→ DESCRIPTION OF THE TASK: Search the data below for the word "page" and copy each line that holds it.
---------- RECORD SET
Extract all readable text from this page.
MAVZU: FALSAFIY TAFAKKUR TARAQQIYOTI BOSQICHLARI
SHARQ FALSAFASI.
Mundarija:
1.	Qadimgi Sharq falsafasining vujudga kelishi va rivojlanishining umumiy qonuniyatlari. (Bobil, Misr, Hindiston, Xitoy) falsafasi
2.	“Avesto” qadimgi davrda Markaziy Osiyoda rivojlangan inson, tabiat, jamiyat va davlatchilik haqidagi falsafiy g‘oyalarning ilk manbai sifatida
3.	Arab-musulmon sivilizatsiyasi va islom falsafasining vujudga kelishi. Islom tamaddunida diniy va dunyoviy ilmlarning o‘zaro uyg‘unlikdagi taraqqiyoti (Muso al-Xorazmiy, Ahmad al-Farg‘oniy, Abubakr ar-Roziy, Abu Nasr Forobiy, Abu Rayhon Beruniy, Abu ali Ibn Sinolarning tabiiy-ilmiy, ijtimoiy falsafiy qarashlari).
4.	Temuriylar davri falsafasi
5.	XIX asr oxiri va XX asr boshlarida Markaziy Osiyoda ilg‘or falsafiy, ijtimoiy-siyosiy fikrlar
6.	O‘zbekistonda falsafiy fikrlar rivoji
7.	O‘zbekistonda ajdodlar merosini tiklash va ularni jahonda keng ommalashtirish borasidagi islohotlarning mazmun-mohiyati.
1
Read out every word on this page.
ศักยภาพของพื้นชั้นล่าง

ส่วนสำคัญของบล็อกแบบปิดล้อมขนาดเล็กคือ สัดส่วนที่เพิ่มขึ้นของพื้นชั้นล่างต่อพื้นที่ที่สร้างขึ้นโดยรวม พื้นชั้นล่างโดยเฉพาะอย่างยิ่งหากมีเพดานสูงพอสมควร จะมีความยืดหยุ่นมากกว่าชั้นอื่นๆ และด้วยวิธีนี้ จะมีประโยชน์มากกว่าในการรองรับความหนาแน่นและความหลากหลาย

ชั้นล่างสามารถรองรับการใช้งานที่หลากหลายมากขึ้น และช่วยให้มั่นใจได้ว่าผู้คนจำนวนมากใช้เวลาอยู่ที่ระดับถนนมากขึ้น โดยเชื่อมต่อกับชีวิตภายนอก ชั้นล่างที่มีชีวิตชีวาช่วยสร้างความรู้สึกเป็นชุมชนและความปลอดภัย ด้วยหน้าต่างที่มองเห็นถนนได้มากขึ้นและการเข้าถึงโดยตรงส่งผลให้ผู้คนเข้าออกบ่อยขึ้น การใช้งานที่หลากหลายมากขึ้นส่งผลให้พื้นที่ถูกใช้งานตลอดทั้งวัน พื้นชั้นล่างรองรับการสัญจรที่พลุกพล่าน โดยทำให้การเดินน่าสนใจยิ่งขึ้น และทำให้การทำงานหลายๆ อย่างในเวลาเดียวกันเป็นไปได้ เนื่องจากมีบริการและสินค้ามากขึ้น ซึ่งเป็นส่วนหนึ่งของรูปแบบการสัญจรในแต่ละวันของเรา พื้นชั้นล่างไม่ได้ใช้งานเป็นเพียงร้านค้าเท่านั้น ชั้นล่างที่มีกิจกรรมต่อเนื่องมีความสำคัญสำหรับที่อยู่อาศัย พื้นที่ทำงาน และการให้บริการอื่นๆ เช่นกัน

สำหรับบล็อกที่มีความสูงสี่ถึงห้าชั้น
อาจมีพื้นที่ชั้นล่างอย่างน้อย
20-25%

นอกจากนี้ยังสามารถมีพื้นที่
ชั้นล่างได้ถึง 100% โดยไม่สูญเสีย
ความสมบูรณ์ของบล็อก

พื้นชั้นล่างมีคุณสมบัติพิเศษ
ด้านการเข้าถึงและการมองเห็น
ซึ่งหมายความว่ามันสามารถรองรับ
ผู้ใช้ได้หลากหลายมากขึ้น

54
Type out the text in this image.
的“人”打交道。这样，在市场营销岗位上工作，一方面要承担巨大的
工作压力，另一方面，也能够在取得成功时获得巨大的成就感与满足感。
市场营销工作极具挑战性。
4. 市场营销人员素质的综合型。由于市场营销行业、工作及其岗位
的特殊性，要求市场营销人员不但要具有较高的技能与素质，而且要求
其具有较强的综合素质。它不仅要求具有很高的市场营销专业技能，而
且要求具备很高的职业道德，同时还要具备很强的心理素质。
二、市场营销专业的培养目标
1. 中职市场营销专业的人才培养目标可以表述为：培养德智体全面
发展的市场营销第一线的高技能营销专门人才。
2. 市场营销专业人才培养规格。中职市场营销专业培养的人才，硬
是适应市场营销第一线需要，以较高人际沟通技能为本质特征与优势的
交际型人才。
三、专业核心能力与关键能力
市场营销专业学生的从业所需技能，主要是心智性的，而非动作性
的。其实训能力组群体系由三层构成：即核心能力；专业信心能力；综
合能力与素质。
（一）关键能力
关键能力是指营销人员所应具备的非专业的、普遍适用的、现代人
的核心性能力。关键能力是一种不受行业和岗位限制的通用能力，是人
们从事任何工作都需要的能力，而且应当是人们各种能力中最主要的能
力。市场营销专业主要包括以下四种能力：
--------------------
→ WRITTEN SOLUTION:
Extract all readable text from this page.
Read out every word on this page.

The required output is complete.